# WHAT IS EXPECTED
Pull out each line of the records holding the string "symbol".

────────

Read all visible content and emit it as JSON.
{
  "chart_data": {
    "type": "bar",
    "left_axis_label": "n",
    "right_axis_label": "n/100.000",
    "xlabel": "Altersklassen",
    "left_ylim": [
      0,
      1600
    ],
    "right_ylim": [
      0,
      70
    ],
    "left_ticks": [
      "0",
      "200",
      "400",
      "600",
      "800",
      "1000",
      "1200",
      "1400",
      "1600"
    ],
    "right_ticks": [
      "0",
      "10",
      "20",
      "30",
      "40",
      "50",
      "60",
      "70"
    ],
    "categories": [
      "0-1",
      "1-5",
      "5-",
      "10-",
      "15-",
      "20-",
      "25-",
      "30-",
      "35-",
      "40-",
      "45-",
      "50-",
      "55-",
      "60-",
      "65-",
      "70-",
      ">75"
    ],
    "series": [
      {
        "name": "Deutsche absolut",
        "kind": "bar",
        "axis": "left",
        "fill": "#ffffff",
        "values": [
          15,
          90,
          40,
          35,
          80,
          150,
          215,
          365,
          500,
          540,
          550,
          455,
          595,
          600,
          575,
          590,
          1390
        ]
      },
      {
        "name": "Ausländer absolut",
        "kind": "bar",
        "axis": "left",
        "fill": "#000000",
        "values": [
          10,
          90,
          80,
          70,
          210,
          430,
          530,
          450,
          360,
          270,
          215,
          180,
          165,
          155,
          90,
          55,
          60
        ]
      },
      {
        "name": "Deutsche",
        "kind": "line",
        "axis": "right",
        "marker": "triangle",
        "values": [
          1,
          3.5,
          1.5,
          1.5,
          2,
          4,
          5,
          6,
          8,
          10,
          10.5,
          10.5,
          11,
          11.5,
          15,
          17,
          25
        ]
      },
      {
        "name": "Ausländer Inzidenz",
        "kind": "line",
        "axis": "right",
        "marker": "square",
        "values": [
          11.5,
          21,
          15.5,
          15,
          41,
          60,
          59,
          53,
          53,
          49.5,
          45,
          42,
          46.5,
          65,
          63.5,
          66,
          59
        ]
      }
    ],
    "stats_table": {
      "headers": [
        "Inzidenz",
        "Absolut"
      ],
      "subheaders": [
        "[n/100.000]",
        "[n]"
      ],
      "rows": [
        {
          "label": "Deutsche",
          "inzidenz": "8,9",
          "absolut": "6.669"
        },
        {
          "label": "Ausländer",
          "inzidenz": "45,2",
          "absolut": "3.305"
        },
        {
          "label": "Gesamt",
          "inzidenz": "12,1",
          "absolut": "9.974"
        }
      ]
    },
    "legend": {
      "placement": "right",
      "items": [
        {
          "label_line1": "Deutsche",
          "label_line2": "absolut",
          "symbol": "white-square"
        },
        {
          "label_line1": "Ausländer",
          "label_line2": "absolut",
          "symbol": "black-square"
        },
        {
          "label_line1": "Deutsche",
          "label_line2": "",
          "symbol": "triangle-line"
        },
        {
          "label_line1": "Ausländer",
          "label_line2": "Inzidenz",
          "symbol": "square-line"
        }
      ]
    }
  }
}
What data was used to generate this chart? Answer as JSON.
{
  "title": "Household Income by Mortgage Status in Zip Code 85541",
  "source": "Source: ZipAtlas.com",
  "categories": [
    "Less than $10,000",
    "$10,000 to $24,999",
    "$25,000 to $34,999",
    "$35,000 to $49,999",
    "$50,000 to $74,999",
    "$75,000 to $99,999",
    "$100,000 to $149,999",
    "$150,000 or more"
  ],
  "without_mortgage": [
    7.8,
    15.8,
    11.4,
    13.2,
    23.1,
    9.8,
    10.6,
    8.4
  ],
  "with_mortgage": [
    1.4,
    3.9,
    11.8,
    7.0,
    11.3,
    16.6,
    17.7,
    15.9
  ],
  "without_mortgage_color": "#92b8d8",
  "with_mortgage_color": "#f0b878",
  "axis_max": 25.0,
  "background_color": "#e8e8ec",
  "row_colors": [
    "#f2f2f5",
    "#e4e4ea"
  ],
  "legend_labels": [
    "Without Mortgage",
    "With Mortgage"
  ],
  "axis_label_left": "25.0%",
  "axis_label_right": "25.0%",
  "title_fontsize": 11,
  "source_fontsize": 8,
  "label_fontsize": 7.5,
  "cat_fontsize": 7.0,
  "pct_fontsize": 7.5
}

────────

# RESPONSE TO THE TASK
          "symbol": "white-square"
          "symbol": "black-square"
          "symbol": "triangle-line"
          "symbol": "square-line"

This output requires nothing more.